**Records provided:**

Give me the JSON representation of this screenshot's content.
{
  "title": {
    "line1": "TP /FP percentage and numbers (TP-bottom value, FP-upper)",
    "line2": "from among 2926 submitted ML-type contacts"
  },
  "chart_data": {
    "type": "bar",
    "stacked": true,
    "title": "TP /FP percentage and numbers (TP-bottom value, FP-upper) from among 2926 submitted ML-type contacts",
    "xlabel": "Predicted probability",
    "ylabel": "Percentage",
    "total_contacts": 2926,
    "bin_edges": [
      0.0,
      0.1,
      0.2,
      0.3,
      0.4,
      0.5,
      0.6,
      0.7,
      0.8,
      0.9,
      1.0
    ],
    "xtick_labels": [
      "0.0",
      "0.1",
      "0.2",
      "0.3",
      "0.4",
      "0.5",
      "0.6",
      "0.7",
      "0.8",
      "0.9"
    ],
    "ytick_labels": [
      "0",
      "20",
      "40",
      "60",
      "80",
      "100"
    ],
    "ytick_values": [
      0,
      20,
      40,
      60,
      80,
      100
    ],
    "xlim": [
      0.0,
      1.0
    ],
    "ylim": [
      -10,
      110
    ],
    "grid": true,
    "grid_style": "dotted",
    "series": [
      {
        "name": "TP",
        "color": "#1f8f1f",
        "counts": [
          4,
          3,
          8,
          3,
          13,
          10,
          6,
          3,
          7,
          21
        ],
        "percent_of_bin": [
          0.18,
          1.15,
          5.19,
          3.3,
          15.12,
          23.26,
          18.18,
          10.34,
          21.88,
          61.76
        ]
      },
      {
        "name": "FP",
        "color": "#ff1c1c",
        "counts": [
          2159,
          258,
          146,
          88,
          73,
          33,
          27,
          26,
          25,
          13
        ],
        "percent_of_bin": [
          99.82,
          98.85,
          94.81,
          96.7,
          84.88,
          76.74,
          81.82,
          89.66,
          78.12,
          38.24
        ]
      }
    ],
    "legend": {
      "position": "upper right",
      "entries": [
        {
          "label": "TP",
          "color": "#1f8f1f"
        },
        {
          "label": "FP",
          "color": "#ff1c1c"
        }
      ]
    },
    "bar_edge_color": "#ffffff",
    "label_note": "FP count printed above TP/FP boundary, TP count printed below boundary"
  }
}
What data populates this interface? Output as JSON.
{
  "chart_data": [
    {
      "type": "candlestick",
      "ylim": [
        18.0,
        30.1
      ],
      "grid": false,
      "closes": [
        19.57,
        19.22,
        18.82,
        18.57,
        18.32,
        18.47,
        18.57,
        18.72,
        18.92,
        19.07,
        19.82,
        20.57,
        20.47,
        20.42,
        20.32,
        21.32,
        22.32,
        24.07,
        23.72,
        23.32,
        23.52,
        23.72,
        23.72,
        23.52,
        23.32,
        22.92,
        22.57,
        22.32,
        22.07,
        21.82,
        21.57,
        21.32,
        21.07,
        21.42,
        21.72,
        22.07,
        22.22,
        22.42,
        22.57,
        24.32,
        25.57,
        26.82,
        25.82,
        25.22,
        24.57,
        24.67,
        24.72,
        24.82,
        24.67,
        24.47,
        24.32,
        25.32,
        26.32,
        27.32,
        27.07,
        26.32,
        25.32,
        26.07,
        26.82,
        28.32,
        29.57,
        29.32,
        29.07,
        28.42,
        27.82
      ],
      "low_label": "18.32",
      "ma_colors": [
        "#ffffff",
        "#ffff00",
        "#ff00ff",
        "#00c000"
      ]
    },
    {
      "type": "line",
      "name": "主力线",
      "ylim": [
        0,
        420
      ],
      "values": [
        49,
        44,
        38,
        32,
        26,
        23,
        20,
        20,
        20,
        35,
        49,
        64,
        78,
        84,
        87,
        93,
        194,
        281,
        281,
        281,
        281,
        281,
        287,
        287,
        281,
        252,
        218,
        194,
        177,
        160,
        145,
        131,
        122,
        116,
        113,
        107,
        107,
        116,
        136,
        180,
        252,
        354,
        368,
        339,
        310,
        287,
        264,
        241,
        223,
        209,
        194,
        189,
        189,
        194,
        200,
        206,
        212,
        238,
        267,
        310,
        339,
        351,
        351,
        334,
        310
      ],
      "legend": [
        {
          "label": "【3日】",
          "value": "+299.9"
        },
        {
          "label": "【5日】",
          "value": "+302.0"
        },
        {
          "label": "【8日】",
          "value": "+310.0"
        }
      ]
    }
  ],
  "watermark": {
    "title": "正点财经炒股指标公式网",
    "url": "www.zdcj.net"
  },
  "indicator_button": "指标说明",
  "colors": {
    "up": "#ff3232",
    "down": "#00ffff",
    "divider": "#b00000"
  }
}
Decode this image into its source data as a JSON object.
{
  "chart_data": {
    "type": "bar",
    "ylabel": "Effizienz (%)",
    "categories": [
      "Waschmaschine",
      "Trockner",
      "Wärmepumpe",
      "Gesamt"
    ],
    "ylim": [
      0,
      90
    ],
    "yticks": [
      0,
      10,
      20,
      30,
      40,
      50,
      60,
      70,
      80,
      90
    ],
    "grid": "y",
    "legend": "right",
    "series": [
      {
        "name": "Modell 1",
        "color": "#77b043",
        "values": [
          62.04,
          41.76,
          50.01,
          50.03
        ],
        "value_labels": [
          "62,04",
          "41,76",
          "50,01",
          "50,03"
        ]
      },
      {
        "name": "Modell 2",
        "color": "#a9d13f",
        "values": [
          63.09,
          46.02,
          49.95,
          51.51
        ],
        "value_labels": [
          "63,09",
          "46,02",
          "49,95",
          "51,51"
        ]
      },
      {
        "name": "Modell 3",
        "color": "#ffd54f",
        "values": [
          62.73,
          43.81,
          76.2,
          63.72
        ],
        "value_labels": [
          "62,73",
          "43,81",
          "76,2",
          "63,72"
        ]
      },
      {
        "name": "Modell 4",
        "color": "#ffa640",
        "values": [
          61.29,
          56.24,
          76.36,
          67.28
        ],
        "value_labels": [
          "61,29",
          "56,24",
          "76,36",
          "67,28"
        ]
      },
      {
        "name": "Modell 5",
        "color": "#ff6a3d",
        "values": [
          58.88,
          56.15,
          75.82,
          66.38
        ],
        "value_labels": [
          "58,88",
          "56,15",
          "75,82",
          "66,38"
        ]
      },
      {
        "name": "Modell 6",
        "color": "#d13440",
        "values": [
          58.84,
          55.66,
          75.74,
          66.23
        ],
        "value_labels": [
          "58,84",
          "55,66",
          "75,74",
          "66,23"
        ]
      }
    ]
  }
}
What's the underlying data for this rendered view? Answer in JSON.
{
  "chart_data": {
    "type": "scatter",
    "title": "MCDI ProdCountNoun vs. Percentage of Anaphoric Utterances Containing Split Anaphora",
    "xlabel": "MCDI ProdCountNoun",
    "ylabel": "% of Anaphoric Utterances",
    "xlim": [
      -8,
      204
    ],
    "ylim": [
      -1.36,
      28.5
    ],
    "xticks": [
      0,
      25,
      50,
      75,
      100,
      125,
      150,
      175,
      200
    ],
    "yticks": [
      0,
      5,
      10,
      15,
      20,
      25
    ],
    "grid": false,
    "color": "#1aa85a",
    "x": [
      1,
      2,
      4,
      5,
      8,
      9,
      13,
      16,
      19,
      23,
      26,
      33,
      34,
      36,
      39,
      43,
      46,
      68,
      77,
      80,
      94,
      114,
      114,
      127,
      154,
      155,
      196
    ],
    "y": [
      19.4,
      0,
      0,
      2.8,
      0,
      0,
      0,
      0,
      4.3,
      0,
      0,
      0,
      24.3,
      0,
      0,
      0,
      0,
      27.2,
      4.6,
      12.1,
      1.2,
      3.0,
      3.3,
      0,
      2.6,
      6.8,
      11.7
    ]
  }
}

**Directions:**
Find the line containing "What's the underlying", then output it and every line after it to the end of the data, exactly.

**Written response:**
What's the underlying data for this rendered view? Answer in JSON.
{
  "chart_data": {
    "type": "scatter",
    "title": "MCDI ProdCountNoun vs. Percentage of Anaphoric Utterances Containing Split Anaphora",
    "xlabel": "MCDI ProdCountNoun",
    "ylabel": "% of Anaphoric Utterances",
    "xlim": [
      -8,
      204
    ],
    "ylim": [
      -1.36,
      28.5
    ],
    "xticks": [
      0,
      25,
      50,
      75,
      100,
      125,
      150,
      175,
      200
    ],
    "yticks": [
      0,
      5,
      10,
      15,
      20,
      25
    ],
    "grid": false,
    "color": "#1aa85a",
    "x": [
      1,
      2,
      4,
      5,
      8,
      9,
      13,
      16,
      19,
      23,
      26,
      33,
      34,
      36,
      39,
      43,
      46,
      68,
      77,
      80,
      94,
      114,
      114,
      127,
      154,
      155,
      196
    ],
    "y": [
      19.4,
      0,
      0,
      2.8,
      0,
      0,
      0,
      0,
      4.3,
      0,
      0,
      0,
      24.3,
      0,
      0,
      0,
      0,
      27.2,
      4.6,
      12.1,
      1.2,
      3.0,
      3.3,
      0,
      2.6,
      6.8,
      11.7
    ]
  }
}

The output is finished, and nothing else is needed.